* [Task goal]
Repeat the lines beginning at the one with "What's the underlying" and running to the end of the material, keeping the first and last of them, exactly as they appear.

* [Records for the exercise]
- - - - - - -
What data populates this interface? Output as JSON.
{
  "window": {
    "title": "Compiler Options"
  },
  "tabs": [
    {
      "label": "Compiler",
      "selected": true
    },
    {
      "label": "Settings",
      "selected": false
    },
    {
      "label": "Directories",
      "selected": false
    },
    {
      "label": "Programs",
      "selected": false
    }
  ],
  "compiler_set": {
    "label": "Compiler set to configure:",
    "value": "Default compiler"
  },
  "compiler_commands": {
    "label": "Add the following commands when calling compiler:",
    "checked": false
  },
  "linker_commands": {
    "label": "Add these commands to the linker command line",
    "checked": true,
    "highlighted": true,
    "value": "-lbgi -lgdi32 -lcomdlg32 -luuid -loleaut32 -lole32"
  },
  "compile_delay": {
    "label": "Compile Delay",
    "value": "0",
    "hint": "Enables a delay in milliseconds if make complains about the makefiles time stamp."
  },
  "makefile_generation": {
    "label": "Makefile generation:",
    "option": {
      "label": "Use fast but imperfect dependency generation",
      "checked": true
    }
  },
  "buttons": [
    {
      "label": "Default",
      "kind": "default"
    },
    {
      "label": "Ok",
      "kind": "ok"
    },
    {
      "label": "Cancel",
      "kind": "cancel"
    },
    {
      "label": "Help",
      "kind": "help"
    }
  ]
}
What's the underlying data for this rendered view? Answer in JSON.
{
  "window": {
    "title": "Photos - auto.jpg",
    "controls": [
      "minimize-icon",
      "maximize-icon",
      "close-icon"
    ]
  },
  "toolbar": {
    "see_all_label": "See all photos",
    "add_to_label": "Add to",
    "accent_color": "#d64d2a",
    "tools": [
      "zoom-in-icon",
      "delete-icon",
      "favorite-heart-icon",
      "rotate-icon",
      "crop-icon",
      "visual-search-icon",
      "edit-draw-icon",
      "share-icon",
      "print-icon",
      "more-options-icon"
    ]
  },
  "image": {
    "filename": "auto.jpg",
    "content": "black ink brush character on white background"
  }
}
- - - - - - -
* [Full output]
What's the underlying data for this rendered view? Answer in JSON.
{
  "window": {
    "title": "Photos - auto.jpg",
    "controls": [
      "minimize-icon",
      "maximize-icon",
      "close-icon"
    ]
  },
  "toolbar": {
    "see_all_label": "See all photos",
    "add_to_label": "Add to",
    "accent_color": "#d64d2a",
    "tools": [
      "zoom-in-icon",
      "delete-icon",
      "favorite-heart-icon",
      "rotate-icon",
      "crop-icon",
      "visual-search-icon",
      "edit-draw-icon",
      "share-icon",
      "print-icon",
      "more-options-icon"
    ]
  },
  "image": {
    "filename": "auto.jpg",
    "content": "black ink brush character on white background"
  }
}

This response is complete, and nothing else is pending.